OBJECTIVE: Every line that contains the word "JSON" should be copied out.

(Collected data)

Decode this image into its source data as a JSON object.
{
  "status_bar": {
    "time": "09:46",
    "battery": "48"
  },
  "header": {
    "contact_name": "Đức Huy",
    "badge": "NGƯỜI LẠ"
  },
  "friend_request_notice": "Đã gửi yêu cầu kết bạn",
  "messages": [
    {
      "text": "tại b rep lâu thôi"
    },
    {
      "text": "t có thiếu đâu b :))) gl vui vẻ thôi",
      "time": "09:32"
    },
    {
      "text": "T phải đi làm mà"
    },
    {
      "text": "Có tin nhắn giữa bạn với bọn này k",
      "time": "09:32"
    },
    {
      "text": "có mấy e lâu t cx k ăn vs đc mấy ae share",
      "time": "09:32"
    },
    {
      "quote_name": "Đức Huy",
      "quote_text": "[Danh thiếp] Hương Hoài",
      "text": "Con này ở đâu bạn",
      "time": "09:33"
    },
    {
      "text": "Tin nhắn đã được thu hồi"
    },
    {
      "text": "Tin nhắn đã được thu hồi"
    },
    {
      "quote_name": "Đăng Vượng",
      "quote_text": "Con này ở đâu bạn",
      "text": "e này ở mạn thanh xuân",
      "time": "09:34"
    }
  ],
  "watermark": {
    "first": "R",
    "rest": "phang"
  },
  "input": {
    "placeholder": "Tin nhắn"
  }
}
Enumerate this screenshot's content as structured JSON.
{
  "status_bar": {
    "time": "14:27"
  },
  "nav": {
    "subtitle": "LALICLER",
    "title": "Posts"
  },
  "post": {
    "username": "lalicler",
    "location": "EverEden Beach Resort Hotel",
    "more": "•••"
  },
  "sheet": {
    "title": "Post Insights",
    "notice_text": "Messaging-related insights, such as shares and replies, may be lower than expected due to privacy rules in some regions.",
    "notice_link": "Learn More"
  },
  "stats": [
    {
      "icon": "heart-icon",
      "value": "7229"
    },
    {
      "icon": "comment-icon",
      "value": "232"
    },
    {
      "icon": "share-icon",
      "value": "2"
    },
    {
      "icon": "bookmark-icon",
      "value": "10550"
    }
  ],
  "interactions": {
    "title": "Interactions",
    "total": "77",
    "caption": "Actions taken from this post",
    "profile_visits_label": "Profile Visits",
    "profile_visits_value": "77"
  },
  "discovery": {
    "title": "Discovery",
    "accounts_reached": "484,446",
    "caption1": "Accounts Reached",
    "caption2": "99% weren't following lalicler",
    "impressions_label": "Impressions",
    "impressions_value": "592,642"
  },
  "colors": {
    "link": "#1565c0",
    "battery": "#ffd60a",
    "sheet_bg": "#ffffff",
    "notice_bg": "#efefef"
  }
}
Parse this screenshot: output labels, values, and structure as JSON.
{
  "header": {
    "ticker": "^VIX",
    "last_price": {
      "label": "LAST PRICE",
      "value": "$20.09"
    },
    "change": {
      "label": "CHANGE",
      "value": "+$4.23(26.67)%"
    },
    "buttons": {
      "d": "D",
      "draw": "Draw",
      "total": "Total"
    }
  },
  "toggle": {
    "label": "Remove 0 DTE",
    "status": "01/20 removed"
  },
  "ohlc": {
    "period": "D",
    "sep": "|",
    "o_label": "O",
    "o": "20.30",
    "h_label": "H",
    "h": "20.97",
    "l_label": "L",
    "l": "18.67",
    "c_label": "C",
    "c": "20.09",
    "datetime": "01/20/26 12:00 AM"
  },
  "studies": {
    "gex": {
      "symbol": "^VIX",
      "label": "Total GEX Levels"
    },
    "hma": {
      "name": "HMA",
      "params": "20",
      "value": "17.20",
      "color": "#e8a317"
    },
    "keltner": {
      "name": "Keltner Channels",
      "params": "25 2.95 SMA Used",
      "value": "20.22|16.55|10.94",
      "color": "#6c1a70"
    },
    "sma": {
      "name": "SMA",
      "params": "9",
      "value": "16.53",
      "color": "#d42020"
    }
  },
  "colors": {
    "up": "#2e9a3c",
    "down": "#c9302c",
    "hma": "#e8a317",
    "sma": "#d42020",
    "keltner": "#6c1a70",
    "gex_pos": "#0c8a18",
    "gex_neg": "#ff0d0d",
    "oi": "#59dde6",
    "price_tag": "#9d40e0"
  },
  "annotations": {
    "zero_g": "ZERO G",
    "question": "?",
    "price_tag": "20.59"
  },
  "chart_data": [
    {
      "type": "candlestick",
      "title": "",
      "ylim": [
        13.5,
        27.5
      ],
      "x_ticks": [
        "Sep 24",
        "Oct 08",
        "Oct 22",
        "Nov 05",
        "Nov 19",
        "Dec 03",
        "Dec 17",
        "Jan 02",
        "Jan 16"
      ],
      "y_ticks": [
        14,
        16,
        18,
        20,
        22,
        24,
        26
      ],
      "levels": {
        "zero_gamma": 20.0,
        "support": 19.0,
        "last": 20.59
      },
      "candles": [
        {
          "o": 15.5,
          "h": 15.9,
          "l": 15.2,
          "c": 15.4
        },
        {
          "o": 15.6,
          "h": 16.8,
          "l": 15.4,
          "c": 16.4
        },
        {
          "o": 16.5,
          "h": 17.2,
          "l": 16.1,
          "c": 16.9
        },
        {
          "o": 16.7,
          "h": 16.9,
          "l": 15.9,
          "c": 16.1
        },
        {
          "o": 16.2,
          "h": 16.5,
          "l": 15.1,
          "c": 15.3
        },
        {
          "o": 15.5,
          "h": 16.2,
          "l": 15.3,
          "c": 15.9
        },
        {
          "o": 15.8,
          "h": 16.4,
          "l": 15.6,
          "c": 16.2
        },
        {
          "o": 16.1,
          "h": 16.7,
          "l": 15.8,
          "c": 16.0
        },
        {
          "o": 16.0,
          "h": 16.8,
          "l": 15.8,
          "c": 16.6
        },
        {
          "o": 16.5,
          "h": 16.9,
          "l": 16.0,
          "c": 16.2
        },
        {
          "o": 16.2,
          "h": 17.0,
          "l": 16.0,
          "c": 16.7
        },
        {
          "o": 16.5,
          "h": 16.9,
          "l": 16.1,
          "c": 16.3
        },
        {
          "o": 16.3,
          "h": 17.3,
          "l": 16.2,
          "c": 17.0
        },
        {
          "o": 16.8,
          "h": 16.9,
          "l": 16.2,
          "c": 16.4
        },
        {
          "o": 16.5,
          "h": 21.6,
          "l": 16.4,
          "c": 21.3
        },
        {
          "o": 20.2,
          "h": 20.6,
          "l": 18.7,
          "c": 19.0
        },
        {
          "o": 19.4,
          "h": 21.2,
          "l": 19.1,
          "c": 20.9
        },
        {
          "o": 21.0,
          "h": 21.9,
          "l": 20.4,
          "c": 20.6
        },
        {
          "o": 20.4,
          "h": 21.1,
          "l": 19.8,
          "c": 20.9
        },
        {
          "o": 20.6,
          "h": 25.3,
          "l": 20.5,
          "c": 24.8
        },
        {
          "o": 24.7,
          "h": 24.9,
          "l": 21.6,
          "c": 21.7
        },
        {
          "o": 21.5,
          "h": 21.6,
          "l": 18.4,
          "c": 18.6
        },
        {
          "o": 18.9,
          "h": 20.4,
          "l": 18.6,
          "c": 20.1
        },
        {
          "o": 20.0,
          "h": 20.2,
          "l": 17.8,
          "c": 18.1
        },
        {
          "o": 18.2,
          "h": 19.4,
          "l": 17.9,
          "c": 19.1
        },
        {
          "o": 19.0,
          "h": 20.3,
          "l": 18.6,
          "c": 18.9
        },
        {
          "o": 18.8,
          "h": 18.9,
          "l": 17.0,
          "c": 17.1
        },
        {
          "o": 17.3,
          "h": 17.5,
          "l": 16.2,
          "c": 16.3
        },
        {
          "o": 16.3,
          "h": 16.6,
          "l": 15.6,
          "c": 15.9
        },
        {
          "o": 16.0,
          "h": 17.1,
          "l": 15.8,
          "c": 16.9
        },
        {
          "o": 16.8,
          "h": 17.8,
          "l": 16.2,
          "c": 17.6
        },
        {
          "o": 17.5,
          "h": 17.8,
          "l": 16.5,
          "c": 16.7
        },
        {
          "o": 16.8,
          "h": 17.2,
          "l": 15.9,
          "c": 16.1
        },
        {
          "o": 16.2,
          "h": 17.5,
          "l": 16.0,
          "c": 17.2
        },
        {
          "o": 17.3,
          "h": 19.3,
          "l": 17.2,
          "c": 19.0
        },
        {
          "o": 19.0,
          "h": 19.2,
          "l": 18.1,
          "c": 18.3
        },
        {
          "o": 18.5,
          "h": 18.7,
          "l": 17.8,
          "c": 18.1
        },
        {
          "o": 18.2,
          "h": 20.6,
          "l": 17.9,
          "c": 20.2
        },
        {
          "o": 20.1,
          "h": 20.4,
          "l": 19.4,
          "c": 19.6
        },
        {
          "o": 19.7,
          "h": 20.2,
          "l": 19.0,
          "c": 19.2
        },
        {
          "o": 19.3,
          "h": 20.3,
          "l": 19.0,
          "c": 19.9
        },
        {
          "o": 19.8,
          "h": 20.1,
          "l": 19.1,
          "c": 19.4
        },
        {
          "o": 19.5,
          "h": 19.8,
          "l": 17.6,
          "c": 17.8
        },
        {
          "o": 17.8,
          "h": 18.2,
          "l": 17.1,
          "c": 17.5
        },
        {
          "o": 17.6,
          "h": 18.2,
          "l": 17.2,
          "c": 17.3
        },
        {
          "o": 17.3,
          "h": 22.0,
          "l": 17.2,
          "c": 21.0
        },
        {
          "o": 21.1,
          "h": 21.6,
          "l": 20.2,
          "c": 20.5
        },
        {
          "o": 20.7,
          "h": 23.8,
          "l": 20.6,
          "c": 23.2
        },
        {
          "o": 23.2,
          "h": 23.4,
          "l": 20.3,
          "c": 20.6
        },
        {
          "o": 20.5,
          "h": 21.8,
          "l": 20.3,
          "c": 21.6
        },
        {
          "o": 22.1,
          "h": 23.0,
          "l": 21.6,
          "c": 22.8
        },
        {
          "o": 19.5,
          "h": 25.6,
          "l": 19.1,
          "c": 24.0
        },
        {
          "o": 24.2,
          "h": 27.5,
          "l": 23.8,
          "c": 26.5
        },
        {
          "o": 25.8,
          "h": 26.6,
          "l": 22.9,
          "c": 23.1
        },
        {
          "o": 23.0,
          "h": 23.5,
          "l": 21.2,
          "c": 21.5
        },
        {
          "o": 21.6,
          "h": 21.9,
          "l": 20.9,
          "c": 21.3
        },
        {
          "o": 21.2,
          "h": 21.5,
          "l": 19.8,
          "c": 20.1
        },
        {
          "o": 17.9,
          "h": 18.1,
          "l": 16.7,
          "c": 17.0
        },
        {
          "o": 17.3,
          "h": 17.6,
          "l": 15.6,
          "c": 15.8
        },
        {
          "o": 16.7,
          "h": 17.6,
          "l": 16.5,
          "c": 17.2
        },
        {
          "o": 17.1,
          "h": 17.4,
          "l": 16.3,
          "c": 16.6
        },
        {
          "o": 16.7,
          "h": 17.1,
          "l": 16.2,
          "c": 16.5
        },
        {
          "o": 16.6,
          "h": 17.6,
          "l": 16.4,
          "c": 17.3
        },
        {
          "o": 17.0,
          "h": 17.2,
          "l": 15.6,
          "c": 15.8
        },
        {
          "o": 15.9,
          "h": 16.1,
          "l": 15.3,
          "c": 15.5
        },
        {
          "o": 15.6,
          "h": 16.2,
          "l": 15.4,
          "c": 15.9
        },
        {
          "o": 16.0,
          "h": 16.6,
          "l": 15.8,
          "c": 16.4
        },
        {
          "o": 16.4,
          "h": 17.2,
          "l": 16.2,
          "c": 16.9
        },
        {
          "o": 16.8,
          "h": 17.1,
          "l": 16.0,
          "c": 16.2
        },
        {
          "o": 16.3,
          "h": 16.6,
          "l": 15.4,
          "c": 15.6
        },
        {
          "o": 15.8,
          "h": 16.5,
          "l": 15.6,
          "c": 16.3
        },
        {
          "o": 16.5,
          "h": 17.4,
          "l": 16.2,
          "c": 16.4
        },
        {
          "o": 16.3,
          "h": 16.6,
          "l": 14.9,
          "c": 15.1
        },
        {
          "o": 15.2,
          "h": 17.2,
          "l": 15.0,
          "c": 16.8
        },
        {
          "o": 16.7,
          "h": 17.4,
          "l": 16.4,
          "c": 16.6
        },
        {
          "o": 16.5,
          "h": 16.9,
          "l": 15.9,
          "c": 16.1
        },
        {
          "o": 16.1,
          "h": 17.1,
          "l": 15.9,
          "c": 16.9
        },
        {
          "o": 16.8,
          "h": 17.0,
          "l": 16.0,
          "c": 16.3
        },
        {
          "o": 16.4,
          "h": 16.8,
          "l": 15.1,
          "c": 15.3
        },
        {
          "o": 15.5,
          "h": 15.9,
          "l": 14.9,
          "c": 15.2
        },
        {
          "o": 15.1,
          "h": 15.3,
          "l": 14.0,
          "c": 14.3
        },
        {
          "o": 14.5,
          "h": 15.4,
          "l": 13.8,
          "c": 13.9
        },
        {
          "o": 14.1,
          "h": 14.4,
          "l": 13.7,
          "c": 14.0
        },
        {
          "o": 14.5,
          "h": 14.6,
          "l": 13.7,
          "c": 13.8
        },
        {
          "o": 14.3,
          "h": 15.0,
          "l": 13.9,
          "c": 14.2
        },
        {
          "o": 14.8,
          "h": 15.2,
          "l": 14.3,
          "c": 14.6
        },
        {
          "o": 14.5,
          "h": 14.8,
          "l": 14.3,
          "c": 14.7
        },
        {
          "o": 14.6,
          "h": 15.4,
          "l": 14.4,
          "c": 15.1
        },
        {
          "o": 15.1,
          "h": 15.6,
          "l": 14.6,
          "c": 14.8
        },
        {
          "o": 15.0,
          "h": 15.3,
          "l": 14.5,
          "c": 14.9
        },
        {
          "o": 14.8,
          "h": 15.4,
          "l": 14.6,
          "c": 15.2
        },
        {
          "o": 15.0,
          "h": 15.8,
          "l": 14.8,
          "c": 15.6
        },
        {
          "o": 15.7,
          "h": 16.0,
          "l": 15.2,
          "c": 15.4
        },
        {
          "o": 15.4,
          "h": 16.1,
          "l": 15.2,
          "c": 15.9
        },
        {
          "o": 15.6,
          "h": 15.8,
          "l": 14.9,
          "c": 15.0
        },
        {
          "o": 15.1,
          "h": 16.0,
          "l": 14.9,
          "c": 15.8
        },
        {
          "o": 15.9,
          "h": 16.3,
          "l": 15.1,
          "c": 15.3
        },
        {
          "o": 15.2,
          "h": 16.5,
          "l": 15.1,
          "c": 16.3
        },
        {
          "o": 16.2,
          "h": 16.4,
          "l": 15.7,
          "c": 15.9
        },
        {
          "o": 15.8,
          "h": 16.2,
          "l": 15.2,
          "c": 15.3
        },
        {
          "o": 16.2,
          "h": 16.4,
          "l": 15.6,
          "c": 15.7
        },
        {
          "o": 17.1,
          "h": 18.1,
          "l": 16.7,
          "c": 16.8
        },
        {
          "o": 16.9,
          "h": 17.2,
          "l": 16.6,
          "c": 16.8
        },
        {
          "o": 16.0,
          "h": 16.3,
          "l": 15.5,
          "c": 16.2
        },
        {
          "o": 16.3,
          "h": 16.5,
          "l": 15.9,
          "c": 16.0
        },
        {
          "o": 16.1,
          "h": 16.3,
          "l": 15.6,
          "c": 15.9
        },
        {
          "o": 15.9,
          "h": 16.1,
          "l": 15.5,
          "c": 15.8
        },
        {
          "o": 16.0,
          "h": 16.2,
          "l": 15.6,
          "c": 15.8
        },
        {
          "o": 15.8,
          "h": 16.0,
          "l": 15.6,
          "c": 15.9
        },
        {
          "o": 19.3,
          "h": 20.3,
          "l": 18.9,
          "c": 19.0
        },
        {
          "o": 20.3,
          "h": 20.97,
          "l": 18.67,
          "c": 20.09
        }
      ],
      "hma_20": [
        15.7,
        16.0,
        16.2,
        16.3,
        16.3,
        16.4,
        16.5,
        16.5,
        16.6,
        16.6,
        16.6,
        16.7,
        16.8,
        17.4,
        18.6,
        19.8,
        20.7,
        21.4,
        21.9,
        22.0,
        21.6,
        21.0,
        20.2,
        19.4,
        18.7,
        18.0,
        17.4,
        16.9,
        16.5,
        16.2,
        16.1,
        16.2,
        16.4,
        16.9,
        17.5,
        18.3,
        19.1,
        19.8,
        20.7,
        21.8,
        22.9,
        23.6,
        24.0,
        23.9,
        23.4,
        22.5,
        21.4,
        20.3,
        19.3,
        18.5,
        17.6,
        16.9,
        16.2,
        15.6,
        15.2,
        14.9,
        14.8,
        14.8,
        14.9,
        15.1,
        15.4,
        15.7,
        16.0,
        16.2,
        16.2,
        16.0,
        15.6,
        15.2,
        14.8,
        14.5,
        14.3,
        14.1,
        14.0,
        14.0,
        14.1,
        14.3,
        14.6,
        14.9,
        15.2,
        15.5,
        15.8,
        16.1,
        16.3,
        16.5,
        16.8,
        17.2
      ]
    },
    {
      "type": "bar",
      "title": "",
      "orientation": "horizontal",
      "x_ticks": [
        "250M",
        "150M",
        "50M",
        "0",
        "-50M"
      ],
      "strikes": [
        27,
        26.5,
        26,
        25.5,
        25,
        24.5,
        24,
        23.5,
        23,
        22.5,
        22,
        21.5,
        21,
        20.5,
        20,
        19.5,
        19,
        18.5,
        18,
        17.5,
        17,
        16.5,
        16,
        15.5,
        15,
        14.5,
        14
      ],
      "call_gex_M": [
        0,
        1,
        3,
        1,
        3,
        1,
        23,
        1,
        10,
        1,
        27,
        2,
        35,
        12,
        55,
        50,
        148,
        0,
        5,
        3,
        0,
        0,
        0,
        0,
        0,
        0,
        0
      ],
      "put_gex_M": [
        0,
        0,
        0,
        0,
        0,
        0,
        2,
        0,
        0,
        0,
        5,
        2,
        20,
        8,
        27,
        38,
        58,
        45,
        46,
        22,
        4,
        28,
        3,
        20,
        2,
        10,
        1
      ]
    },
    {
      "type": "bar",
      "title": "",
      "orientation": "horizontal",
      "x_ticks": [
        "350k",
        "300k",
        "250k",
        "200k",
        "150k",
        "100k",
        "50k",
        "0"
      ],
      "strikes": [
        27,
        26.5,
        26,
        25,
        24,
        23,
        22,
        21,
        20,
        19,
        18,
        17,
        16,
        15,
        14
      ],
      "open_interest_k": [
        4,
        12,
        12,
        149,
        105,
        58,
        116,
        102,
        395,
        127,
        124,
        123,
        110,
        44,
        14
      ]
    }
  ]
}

TASK SOLUTION:
Decode this image into its source data as a JSON object.
Enumerate this screenshot's content as structured JSON.
Parse this screenshot: output labels, values, and structure as JSON.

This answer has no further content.